Records to process:
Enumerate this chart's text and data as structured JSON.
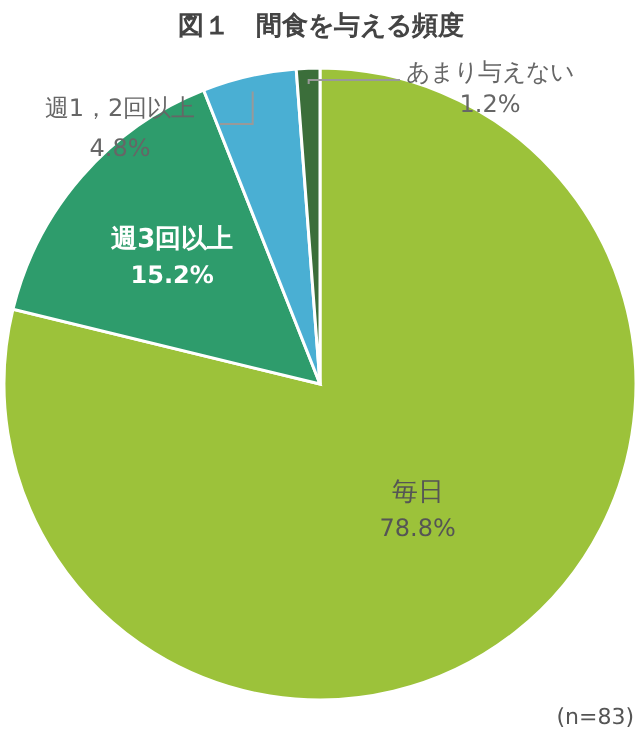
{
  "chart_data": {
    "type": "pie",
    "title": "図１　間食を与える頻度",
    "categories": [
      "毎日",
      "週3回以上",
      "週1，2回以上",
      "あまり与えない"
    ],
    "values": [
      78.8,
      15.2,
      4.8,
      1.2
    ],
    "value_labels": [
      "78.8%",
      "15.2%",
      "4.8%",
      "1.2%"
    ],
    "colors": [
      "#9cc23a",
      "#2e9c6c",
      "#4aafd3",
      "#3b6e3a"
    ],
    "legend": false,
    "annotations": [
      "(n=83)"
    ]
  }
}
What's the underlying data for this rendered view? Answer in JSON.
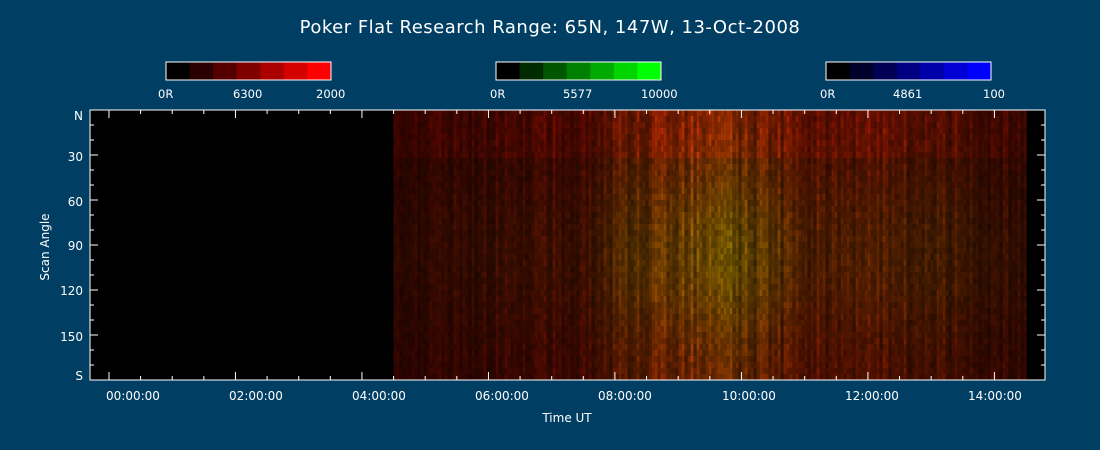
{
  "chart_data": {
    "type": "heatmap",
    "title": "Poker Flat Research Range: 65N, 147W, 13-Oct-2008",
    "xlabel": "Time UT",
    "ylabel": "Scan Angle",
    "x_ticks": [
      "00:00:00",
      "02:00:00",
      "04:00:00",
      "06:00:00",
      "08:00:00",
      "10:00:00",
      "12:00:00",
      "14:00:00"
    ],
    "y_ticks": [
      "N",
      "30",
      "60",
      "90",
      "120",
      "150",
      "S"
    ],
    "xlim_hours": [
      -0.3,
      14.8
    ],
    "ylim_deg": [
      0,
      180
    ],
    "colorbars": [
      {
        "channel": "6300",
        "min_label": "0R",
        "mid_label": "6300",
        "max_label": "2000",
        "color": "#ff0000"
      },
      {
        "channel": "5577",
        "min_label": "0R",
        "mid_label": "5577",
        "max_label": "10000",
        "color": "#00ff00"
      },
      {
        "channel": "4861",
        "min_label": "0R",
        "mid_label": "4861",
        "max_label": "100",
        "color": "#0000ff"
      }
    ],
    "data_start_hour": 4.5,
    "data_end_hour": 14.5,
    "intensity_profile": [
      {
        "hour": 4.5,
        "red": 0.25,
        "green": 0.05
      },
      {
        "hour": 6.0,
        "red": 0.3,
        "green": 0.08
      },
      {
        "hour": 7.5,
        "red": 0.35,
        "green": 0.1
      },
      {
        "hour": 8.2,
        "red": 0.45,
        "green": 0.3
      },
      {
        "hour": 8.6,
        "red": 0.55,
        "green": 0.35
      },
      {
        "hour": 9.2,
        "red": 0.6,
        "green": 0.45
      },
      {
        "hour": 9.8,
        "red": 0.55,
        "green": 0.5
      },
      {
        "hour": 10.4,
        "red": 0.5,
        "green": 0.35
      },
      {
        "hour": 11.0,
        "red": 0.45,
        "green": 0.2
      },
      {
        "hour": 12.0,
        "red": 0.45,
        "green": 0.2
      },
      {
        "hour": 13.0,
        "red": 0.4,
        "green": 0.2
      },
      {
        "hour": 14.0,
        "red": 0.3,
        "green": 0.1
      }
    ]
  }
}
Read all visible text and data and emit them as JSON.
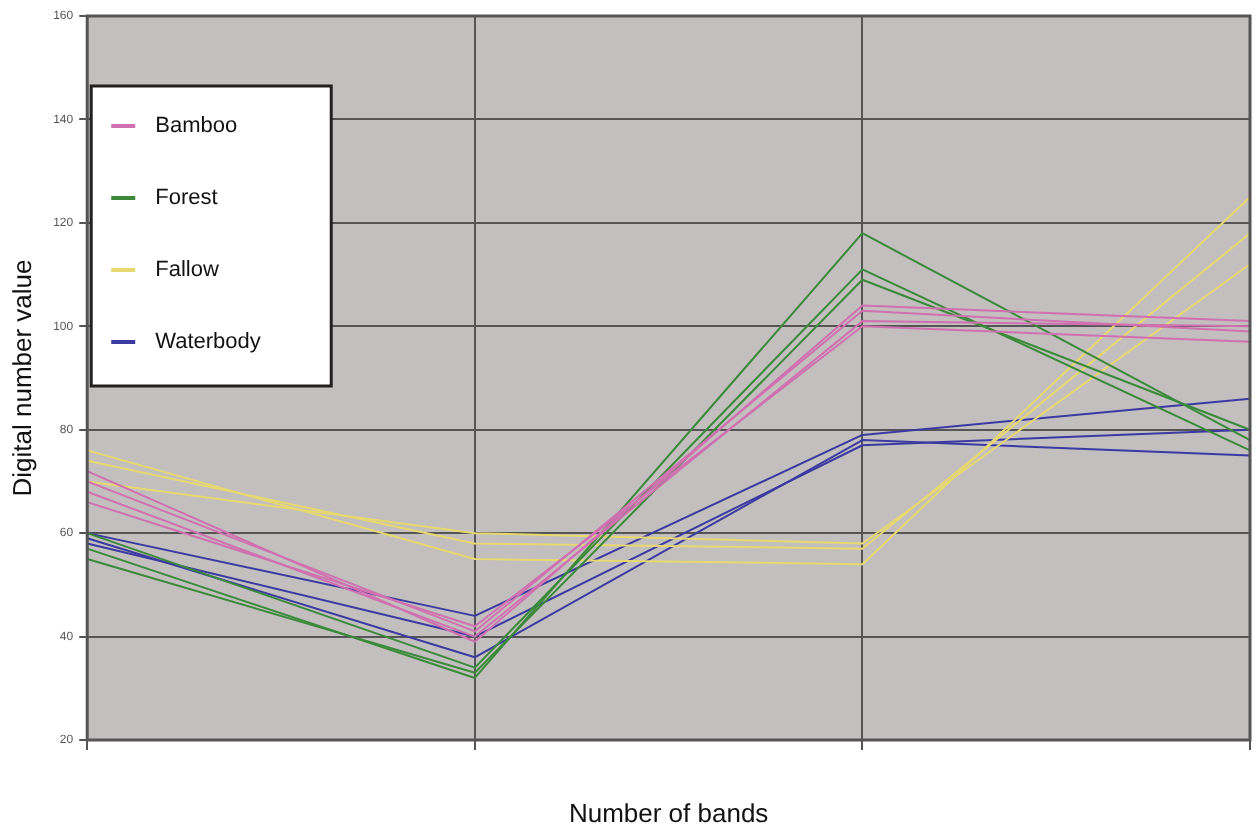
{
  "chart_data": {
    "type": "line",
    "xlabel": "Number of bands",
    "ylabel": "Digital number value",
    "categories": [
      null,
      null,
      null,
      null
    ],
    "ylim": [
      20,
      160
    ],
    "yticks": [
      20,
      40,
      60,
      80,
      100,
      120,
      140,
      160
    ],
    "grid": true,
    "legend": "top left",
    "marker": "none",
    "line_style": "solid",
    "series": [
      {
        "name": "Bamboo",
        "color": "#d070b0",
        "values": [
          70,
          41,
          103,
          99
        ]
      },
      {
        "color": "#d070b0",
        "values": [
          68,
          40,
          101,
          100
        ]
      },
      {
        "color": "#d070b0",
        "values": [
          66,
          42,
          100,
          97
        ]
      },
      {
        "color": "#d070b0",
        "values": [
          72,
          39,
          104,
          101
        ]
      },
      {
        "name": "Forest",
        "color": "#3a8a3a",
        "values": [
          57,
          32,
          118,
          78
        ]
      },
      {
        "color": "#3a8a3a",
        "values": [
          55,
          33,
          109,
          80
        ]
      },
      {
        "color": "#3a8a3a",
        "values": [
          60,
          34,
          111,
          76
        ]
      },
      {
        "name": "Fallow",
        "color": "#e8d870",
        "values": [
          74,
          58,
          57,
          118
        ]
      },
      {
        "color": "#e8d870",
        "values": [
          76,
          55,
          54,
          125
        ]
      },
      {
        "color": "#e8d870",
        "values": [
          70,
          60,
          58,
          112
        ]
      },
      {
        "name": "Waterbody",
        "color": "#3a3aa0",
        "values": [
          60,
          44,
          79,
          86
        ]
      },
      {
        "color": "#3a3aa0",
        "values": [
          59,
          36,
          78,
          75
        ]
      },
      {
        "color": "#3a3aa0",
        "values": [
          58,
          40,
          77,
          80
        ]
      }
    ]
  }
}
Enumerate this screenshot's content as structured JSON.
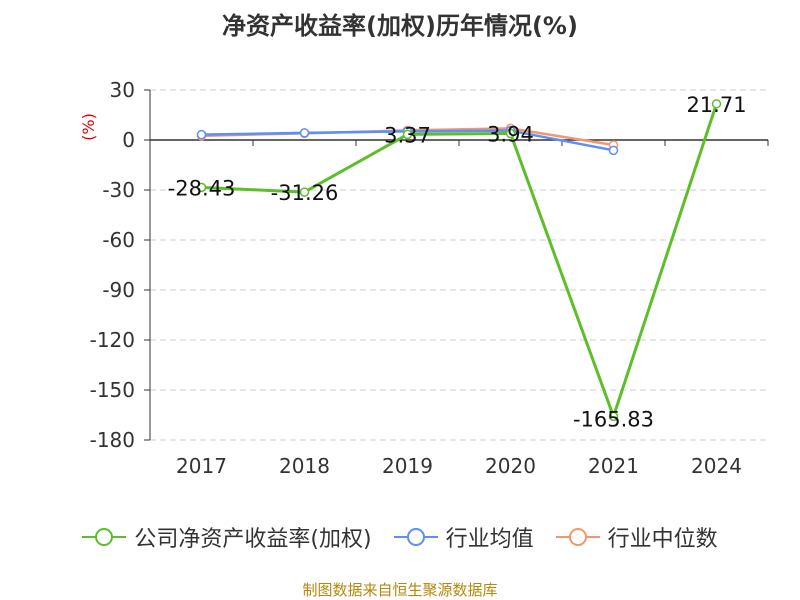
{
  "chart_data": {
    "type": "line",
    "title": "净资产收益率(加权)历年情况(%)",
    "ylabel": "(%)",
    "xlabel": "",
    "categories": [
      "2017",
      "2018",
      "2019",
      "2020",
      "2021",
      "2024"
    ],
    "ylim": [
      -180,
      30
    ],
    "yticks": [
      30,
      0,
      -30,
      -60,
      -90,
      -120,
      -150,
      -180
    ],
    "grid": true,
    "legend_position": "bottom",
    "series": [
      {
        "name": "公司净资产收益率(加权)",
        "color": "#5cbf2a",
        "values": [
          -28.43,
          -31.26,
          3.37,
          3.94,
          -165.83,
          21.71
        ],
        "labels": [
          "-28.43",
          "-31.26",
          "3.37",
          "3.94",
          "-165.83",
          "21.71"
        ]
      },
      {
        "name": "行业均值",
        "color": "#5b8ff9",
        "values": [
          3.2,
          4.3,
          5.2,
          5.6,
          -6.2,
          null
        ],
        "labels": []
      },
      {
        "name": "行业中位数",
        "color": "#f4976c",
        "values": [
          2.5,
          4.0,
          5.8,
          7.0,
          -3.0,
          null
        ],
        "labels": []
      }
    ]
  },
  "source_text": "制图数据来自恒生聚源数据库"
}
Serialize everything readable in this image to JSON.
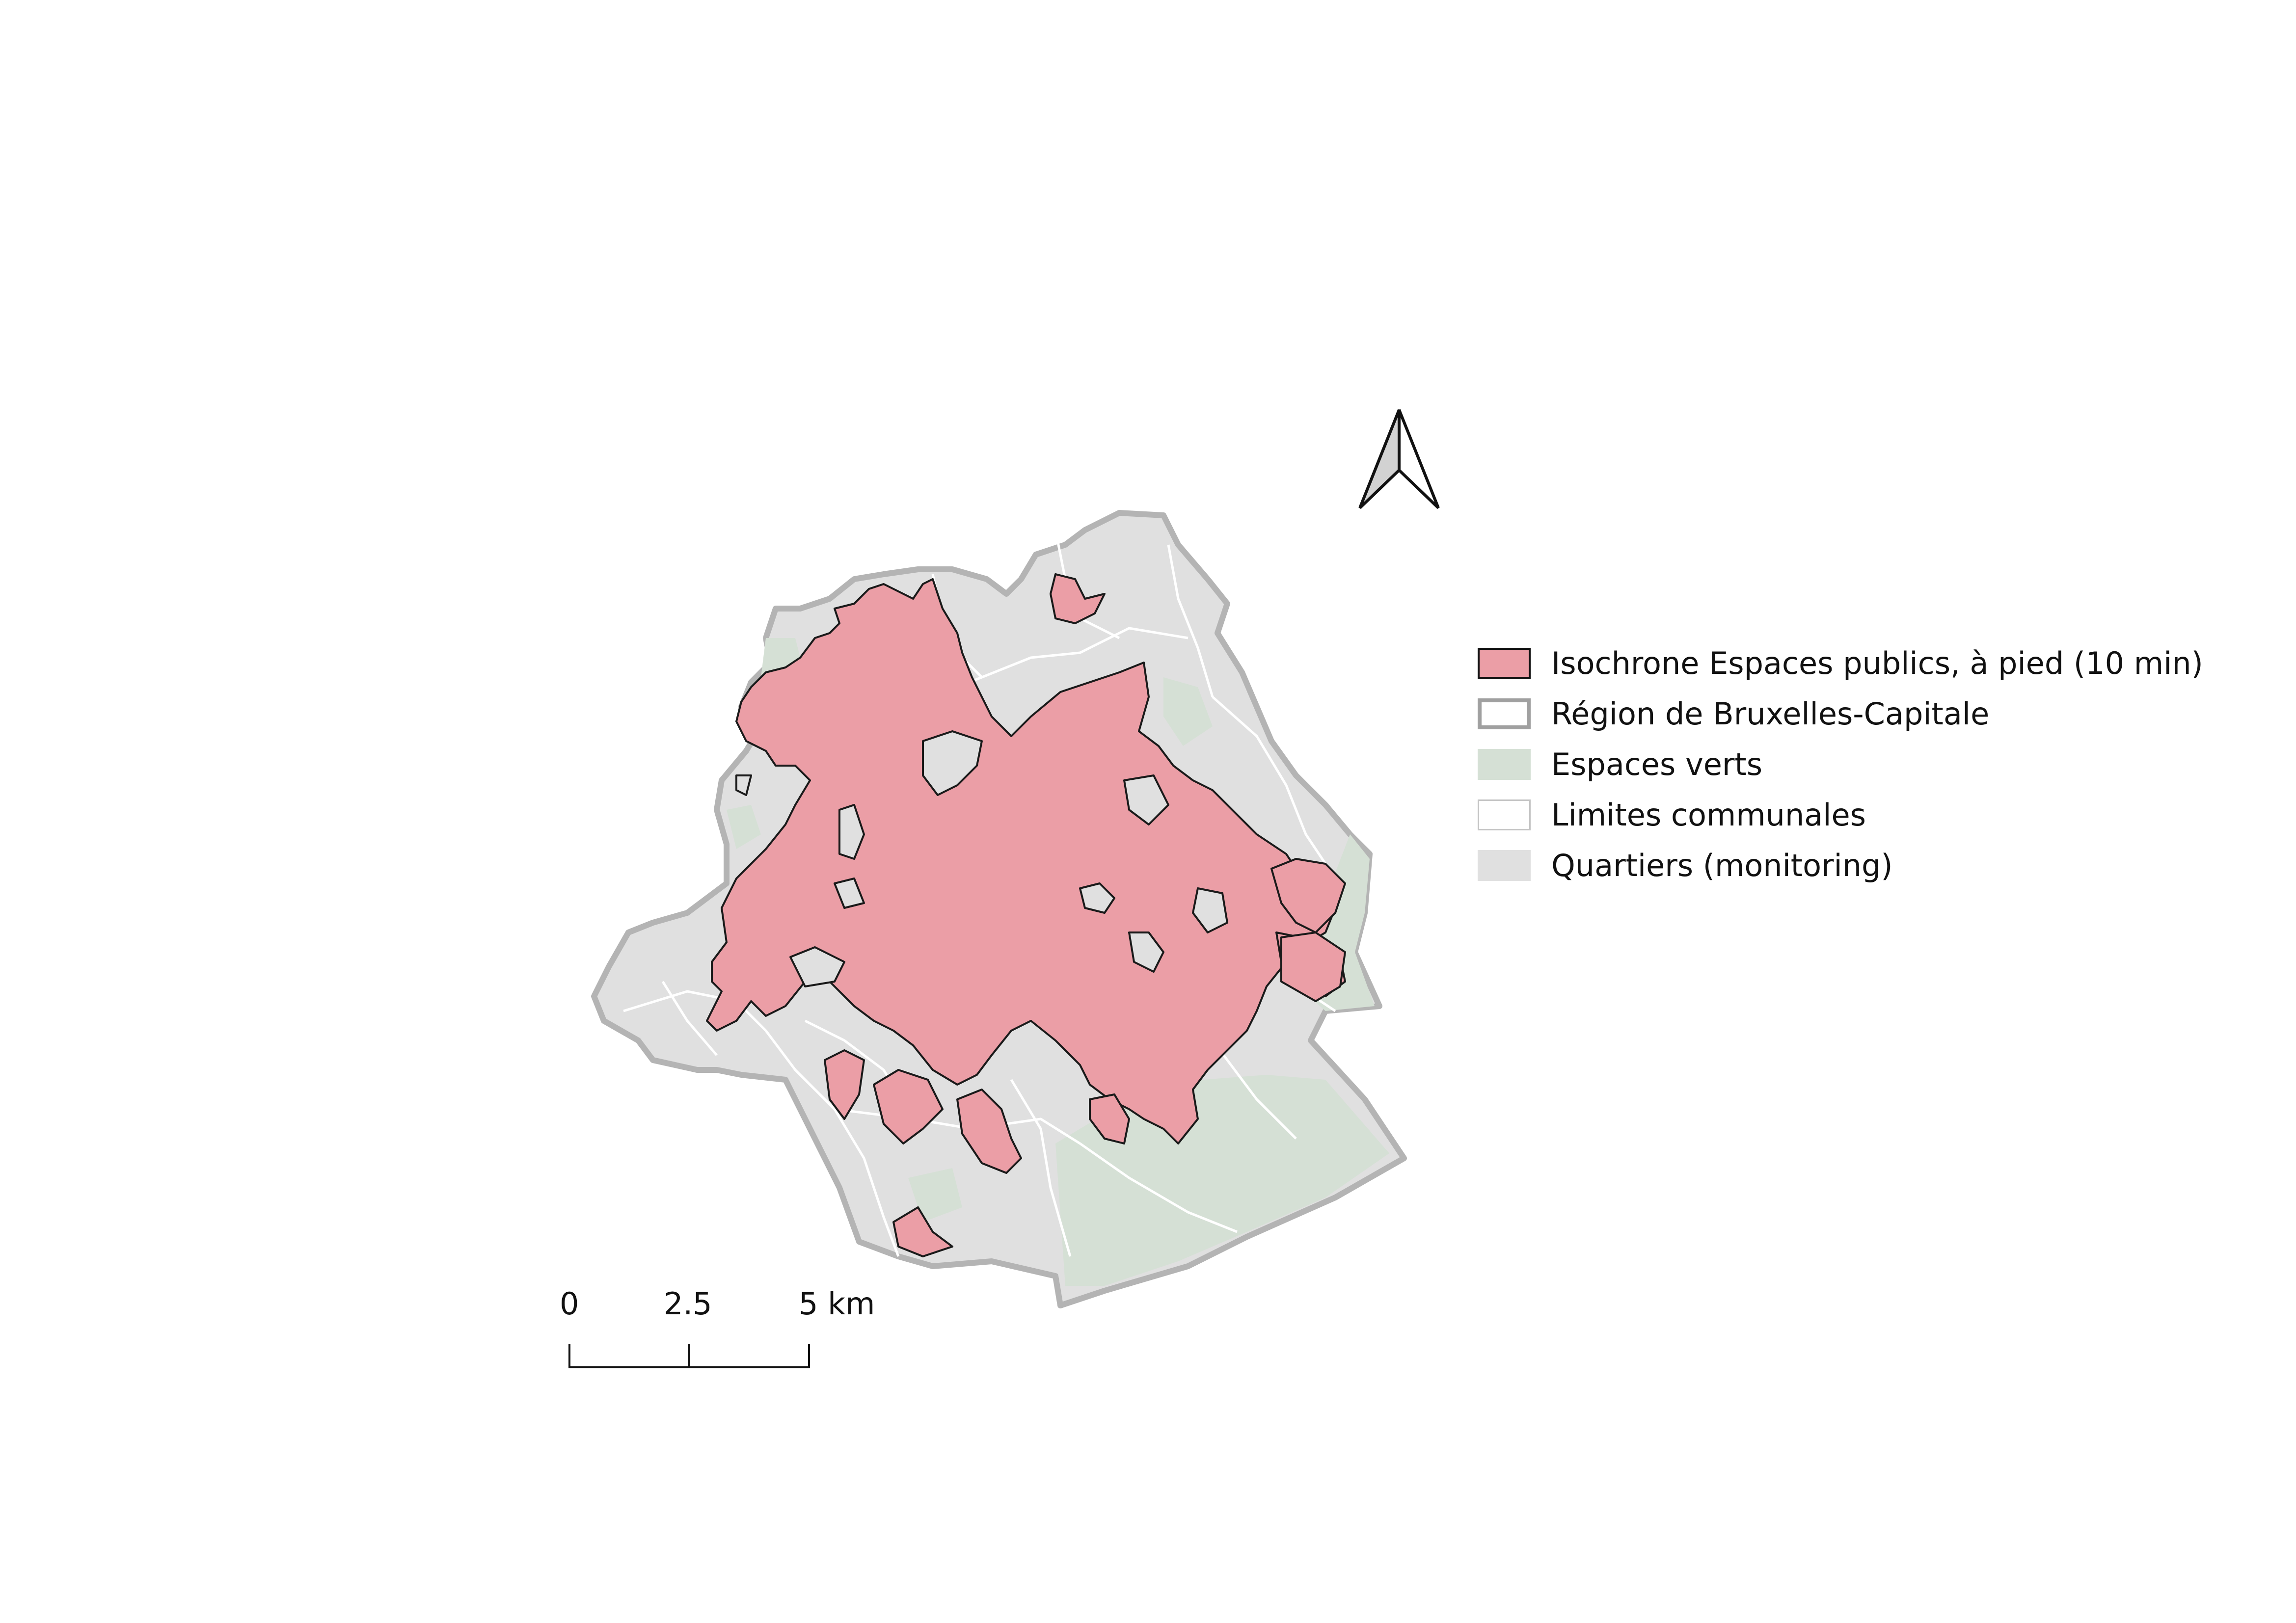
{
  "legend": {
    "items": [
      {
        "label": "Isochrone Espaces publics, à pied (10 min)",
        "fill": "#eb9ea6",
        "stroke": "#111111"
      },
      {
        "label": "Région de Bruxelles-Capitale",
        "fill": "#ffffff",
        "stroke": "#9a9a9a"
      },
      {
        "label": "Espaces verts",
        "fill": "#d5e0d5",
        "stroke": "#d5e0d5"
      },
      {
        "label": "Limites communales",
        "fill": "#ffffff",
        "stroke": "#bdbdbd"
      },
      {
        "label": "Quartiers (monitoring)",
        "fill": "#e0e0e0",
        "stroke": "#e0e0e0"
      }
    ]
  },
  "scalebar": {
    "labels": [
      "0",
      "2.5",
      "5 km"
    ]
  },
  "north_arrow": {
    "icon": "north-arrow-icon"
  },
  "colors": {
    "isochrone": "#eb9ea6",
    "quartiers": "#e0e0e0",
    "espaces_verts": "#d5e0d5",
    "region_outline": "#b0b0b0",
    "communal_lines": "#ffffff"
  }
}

Your instructions:
Take every line from the records above that has the word "Enumerate" and copy it.

Correct response:
Enumerate this chart's text and data as structured JSON.
Enumerate this screenshot's content as structured JSON.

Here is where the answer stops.